WHAT IS EXPECTED – Retype the part of the benchmark discussion from "Yes, memory consumption" to "some management tasks)" word for word.

DOCUMENT PASSAGE –
Yes, memory consumption is a problem on my machine at work. I'm running Linux in a virtual machine under 32-bit Windows. Windows can only use 3GB of memory and uses 800MB itself. Though I can assign more than 3GB to the VM, I suppose that I actually have less than 2.2GB and the rest is provided by a swap file. Furthermore, multi tasking/multi user systems can only work if no program assumes that it's the only one which is running.
ah, but using a vm is making comparison problematic because in many cases a vm's file handling can be faster than in bare metal (tex uses one core only but in a vm the second core kicks in for some management tasks)
Sorry, forgot to mention that I did all the comparisons on my 64-bit Linux box with 4GB RAM at home. Another problem at work is that I failed to compile xosview under CentOS. So I don't see when the system is swapping, which might happen frequently on the VM.
Speed is important in many cases. And I think that if you're writing a function you want to use in various scripts, it's worthwhile to evaluate the parameters carefully.
sure, i do lots of speed/efficiency tests
I know. However, I just installed Subversion and copiled the latest SVN version of LuaTeX on my Raspberry Pi. If you or anybody else is interested in benchmarks, just send me your test files.
The idea I had was to write a function which allows to read a text file efficiently. It should also be flexible and easy to use.
yes, but keep in mind that there are many parameters that influences it, like caching (an initial make format - fresh machine startup - can for instance take 5 times more time than a successive one and the same is true with this kind of tests)
When using the cache, I usually clear it first and then run the script several times. I also obey xosview in order to make sure that no other processes interfere. I think that an empty cache is what you have after a fresh startup. And the most important thing is that no web-browser is running when doing benchmarks.
In Lua it's convenient to read a file either line-by-line or at once. Both are not efficient. The first is extremely slow when lines are short and the latter consumes a lot of memory. And in many cases you don't even need the content of the whole file.

Collection entries –
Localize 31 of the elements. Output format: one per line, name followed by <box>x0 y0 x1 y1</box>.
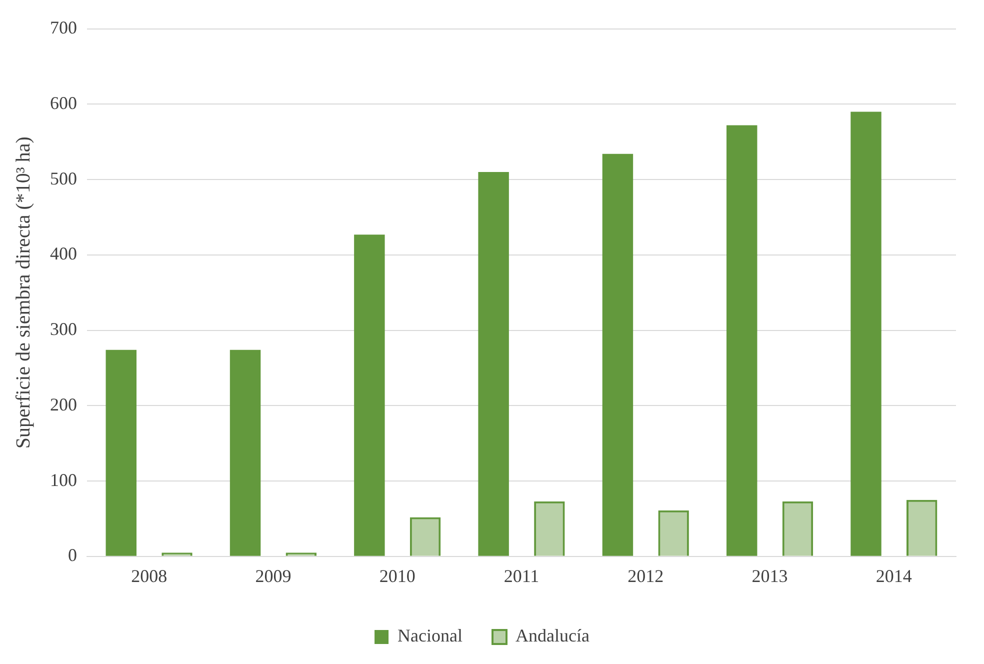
bar <box>286 552 317 556</box>
x-tick-label: 2012 <box>628 566 664 586</box>
x-tick-label: 2011 <box>504 566 540 586</box>
bar <box>534 501 565 556</box>
y-tick-label: 300 <box>50 319 77 340</box>
x-tick-label: 2014 <box>876 566 912 586</box>
bar <box>354 234 385 556</box>
legend-label: Andalucía <box>516 626 590 646</box>
y-tick-label: 400 <box>50 244 77 264</box>
bar <box>602 154 634 556</box>
bar <box>726 125 758 556</box>
y-tick-label: 200 <box>50 394 77 414</box>
y-tick-label: 0 <box>68 545 77 566</box>
bar <box>782 501 814 556</box>
bar <box>906 500 938 556</box>
y-tick-label: 600 <box>50 92 77 113</box>
bar <box>410 517 441 556</box>
x-tick-label: 2010 <box>379 566 416 586</box>
bar <box>658 510 689 556</box>
y-tick-label: 700 <box>50 18 77 38</box>
legend-label: Nacional <box>398 626 462 646</box>
x-tick-label: 2008 <box>131 566 168 586</box>
y-tick-label: 500 <box>50 168 77 188</box>
y-axis-title: Superficie de siembra directa (*10³ ha) <box>12 136 34 449</box>
bar <box>106 350 136 556</box>
x-tick-label: 2009 <box>255 566 292 586</box>
x-tick-label: 2013 <box>752 566 788 586</box>
bar <box>478 172 509 556</box>
y-tick-label: 100 <box>50 470 77 490</box>
bar <box>850 112 882 556</box>
bar <box>230 350 261 556</box>
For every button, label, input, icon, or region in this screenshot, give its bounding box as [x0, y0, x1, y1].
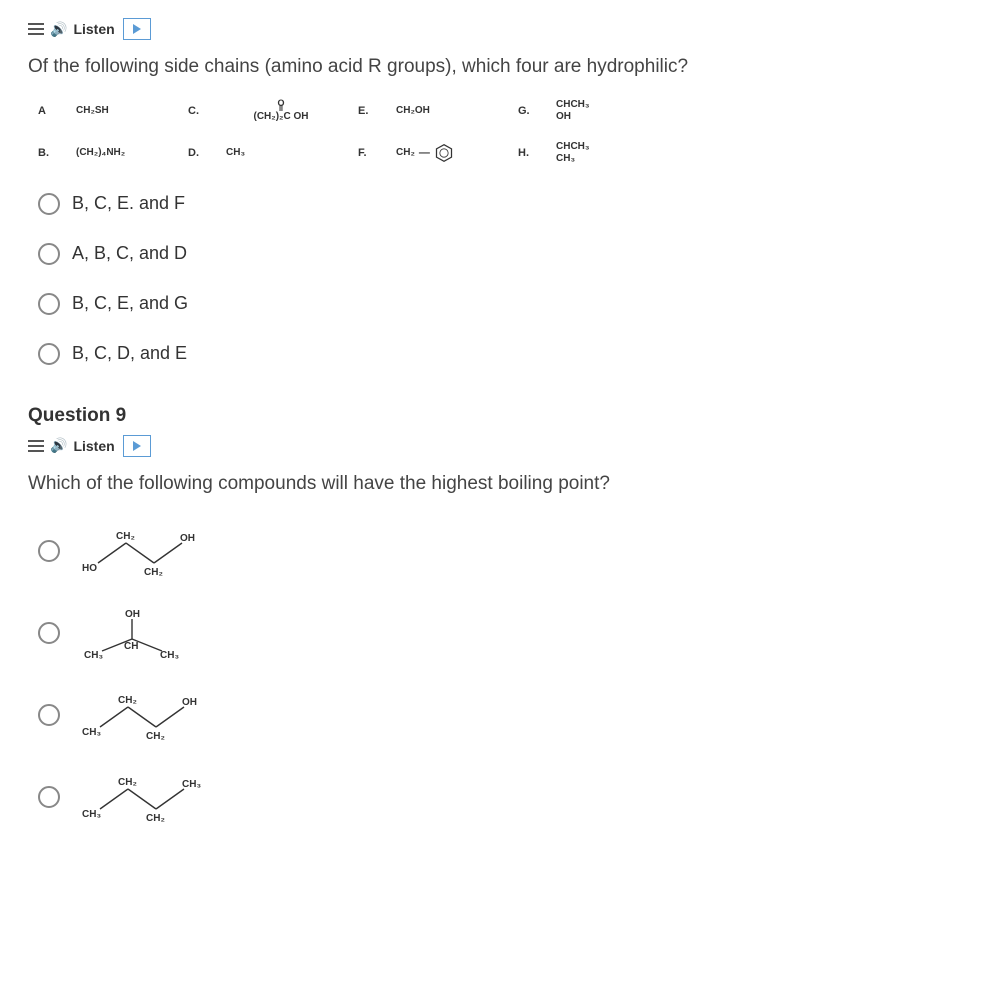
listen-bar: 🔊 Listen	[28, 18, 956, 40]
radio-icon[interactable]	[38, 786, 60, 808]
chain-formula-e: CH₂OH	[396, 105, 496, 116]
mol-a-l1: HO	[82, 563, 97, 574]
molecule-c: CH₃ CH₂ CH₂ OH	[76, 687, 206, 743]
chain-c-body: (CH₂)₂C OH	[254, 112, 309, 122]
option-label: B, C, E. and F	[72, 193, 185, 214]
chain-h-1: CHCH₃	[556, 141, 636, 153]
option-label: B, C, D, and E	[72, 343, 187, 364]
mol-d-l4: CH₃	[182, 779, 201, 790]
listen-bar-2: 🔊 Listen	[28, 435, 956, 457]
q9-option-b[interactable]: OH CH CH₃ CH₃	[38, 605, 956, 661]
chain-formula-c: O ‖ (CH₂)₂C OH	[226, 99, 336, 122]
chain-g-2: OH	[556, 111, 636, 123]
play-icon	[132, 441, 142, 451]
chain-formula-f: CH₂ —	[396, 143, 496, 163]
question-prompt-9: Which of the following compounds will ha…	[28, 471, 956, 498]
chain-h-2: CH₃	[556, 153, 636, 165]
chain-label-a: A	[38, 105, 54, 117]
mol-c-l3: CH₂	[146, 731, 165, 742]
mol-a-l2: CH₂	[116, 531, 135, 542]
mol-a-l4: OH	[180, 533, 195, 544]
speaker-icon: 🔊	[50, 437, 67, 454]
mol-a-l3: CH₂	[144, 567, 163, 578]
menu-icon[interactable]	[28, 22, 44, 36]
question-prompt: Of the following side chains (amino acid…	[28, 54, 956, 81]
molecule-b: OH CH CH₃ CH₃	[76, 605, 206, 661]
option-3[interactable]: B, C, E, and G	[38, 293, 956, 315]
radio-icon[interactable]	[38, 343, 60, 365]
chain-formula-a: CH₂SH	[76, 105, 166, 116]
radio-icon[interactable]	[38, 193, 60, 215]
mol-d-l3: CH₂	[146, 813, 165, 824]
chain-label-d: D.	[188, 147, 204, 159]
option-4[interactable]: B, C, D, and E	[38, 343, 956, 365]
chain-label-c: C.	[188, 105, 204, 117]
mol-b-l3: OH	[125, 609, 140, 620]
mol-b-l4: CH₃	[160, 650, 179, 661]
benzene-icon	[434, 143, 454, 163]
chain-label-e: E.	[358, 105, 374, 117]
q9-option-a[interactable]: HO CH₂ CH₂ OH	[38, 523, 956, 579]
chain-g-1: CHCH₃	[556, 99, 636, 111]
play-button[interactable]	[123, 435, 151, 457]
option-label: B, C, E, and G	[72, 293, 188, 314]
chain-label-h: H.	[518, 147, 534, 159]
chain-label-b: B.	[38, 147, 54, 159]
q9-options: HO CH₂ CH₂ OH OH CH CH₃ CH₃	[38, 523, 956, 825]
mol-c-l4: OH	[182, 697, 197, 708]
radio-icon[interactable]	[38, 540, 60, 562]
chain-formula-b: (CH₂)₄NH₂	[76, 147, 166, 158]
chain-f-ch2: CH₂	[396, 147, 415, 158]
chain-label-g: G.	[518, 105, 534, 117]
play-icon	[132, 24, 142, 34]
q8-options: B, C, E. and F A, B, C, and D B, C, E, a…	[38, 193, 956, 365]
radio-icon[interactable]	[38, 704, 60, 726]
side-chains-grid: A CH₂SH C. O ‖ (CH₂)₂C OH E. CH₂OH G. CH…	[38, 99, 956, 165]
chain-formula-d: CH₃	[226, 147, 336, 158]
speaker-icon: 🔊	[50, 21, 67, 38]
listen-label: Listen	[73, 438, 114, 454]
radio-icon[interactable]	[38, 243, 60, 265]
mol-b-l2: CH	[124, 641, 138, 652]
molecule-d: CH₃ CH₂ CH₂ CH₃	[76, 769, 206, 825]
mol-c-l1: CH₃	[82, 727, 101, 738]
q9-option-c[interactable]: CH₃ CH₂ CH₂ OH	[38, 687, 956, 743]
chain-label-f: F.	[358, 147, 374, 159]
molecule-a: HO CH₂ CH₂ OH	[76, 523, 206, 579]
q9-option-d[interactable]: CH₃ CH₂ CH₂ CH₃	[38, 769, 956, 825]
mol-d-l1: CH₃	[82, 809, 101, 820]
listen-label: Listen	[73, 21, 114, 37]
chain-formula-h: CHCH₃ CH₃	[556, 141, 636, 165]
chain-formula-g: CHCH₃ OH	[556, 99, 636, 123]
mol-b-l1: CH₃	[84, 650, 103, 661]
option-1[interactable]: B, C, E. and F	[38, 193, 956, 215]
option-label: A, B, C, and D	[72, 243, 187, 264]
question-heading: Question 9	[28, 405, 956, 427]
option-2[interactable]: A, B, C, and D	[38, 243, 956, 265]
menu-icon[interactable]	[28, 439, 44, 453]
radio-icon[interactable]	[38, 293, 60, 315]
play-button[interactable]	[123, 18, 151, 40]
mol-c-l2: CH₂	[118, 695, 137, 706]
mol-d-l2: CH₂	[118, 777, 137, 788]
radio-icon[interactable]	[38, 622, 60, 644]
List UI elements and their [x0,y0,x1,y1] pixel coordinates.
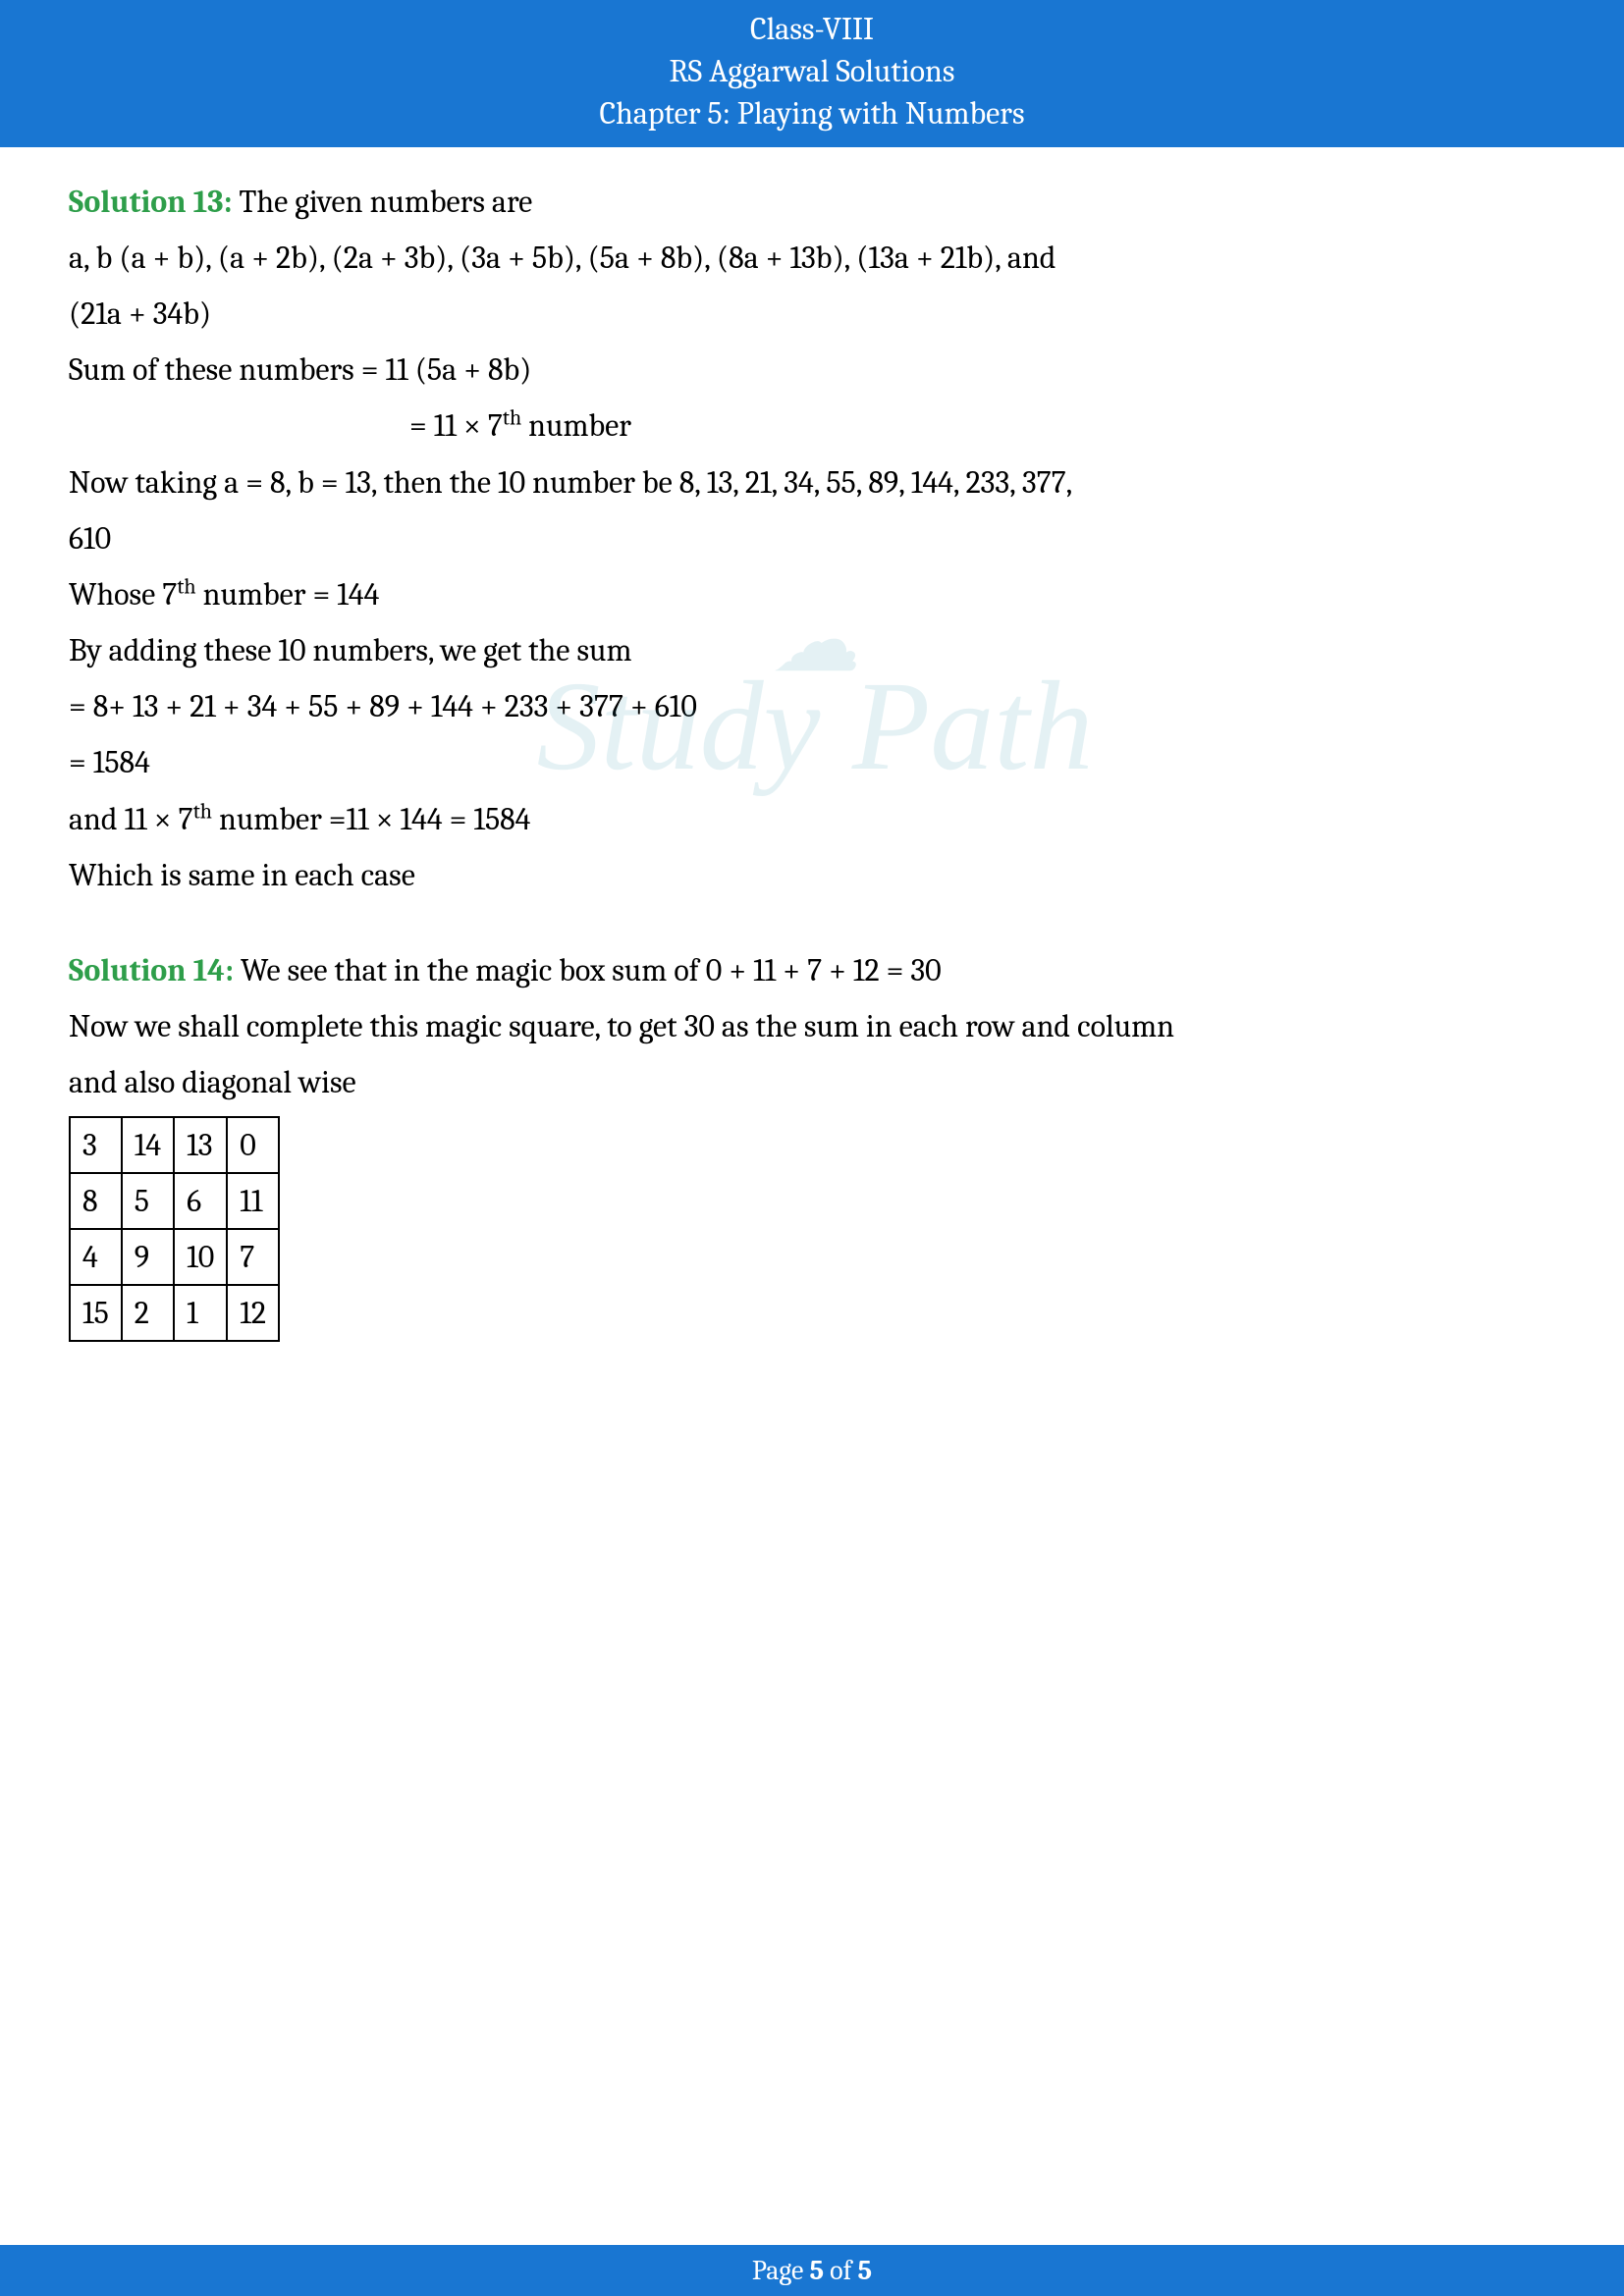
solution-14-line-2: Now we shall complete this magic square,… [69,1001,1555,1051]
table-row: 3 14 13 0 [70,1117,279,1173]
table-cell: 9 [122,1229,174,1285]
solution-13-line-12-post: number =11 × 144 = 1584 [212,801,530,837]
footer-middle: of [824,2255,858,2286]
table-cell: 14 [122,1117,174,1173]
solution-13-line-12-pre: and 11 × 7 [69,801,193,837]
table-cell: 13 [174,1117,227,1173]
solution-13-intro-text: The given numbers are [233,184,533,220]
table-cell: 3 [70,1117,122,1173]
header-chapter: Chapter 5: Playing with Numbers [0,92,1624,134]
solution-13-line-4: Sum of these numbers = 11 (5a + 8b) [69,345,1555,395]
table-cell: 12 [227,1285,279,1341]
solution-13-line-5-sup: th [503,405,521,431]
footer-total-pages: 5 [858,2255,873,2286]
solution-13-line-13: Which is same in each case [69,850,1555,900]
solution-13-intro: Solution 13: The given numbers are [69,177,1555,227]
footer-current-page: 5 [809,2255,824,2286]
page-header: Class-VIII RS Aggarwal Solutions Chapter… [0,0,1624,147]
table-cell: 7 [227,1229,279,1285]
solution-13-line-8-sup: th [177,573,195,599]
solution-13-label: Solution 13: [69,184,233,220]
table-cell: 0 [227,1117,279,1173]
table-cell: 5 [122,1173,174,1229]
solution-13-line-8-post: number = 144 [196,576,380,613]
table-cell: 1 [174,1285,227,1341]
solution-14-label: Solution 14: [69,952,234,988]
table-cell: 15 [70,1285,122,1341]
solution-13-line-5: = 11 × 7th number [69,400,1555,451]
table-cell: 4 [70,1229,122,1285]
table-cell: 10 [174,1229,227,1285]
solution-13-line-2: a, b (a + b), (a + 2b), (2a + 3b), (3a +… [69,233,1555,283]
solution-13-line-8-pre: Whose 7 [69,576,177,613]
header-class: Class-VIII [0,8,1624,50]
page-footer: Page 5 of 5 [0,2245,1624,2296]
page-content: Solution 13: The given numbers are a, b … [0,147,1624,1343]
solution-13-line-9: By adding these 10 numbers, we get the s… [69,625,1555,675]
solution-13-line-3: (21a + 34b) [69,289,1555,339]
table-cell: 11 [227,1173,279,1229]
table-cell: 6 [174,1173,227,1229]
solution-14-intro-text: We see that in the magic box sum of 0 + … [234,952,942,988]
solution-13-line-12-sup: th [193,798,212,824]
table-cell: 2 [122,1285,174,1341]
footer-prefix: Page [752,2255,810,2286]
solution-13-line-5-pre: = 11 × 7 [409,407,503,444]
solution-13-line-6: Now taking a = 8, b = 13, then the 10 nu… [69,457,1555,507]
header-book: RS Aggarwal Solutions [0,50,1624,92]
table-cell: 8 [70,1173,122,1229]
table-row: 8 5 6 11 [70,1173,279,1229]
table-row: 4 9 10 7 [70,1229,279,1285]
solution-14-intro: Solution 14: We see that in the magic bo… [69,945,1555,995]
table-row: 15 2 1 12 [70,1285,279,1341]
solution-13-line-12: and 11 × 7th number =11 × 144 = 1584 [69,794,1555,844]
magic-square-table: 3 14 13 0 8 5 6 11 4 9 10 7 15 2 1 12 [69,1116,280,1343]
solution-13-line-10: = 8+ 13 + 21 + 34 + 55 + 89 + 144 + 233 … [69,681,1555,731]
solution-13-line-7: 610 [69,513,1555,563]
solution-13-line-8: Whose 7th number = 144 [69,569,1555,619]
solution-14-line-3: and also diagonal wise [69,1057,1555,1107]
solution-13-line-5-post: number [521,407,631,444]
solution-13-line-11: = 1584 [69,737,1555,787]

ANSWER BELOW –
Yes, memory consumption is a problem on my machine at work. I'm running Linux in a virtual machine under 32-bit Windows. Windows can only use 3GB of memory and uses 800MB itself. Though I can assign more than 3GB to the VM, I suppose that I actually have less than 2.2GB and the rest is provided by a swap file. Furthermore, multi tasking/multi user systems can only work if no program assumes that it's the only one which is running.
ah, but using a vm is making comparison problematic because in many cases a vm's file handling can be faster than in bare metal (tex uses one core only but in a vm the second core kicks in for some management tasks)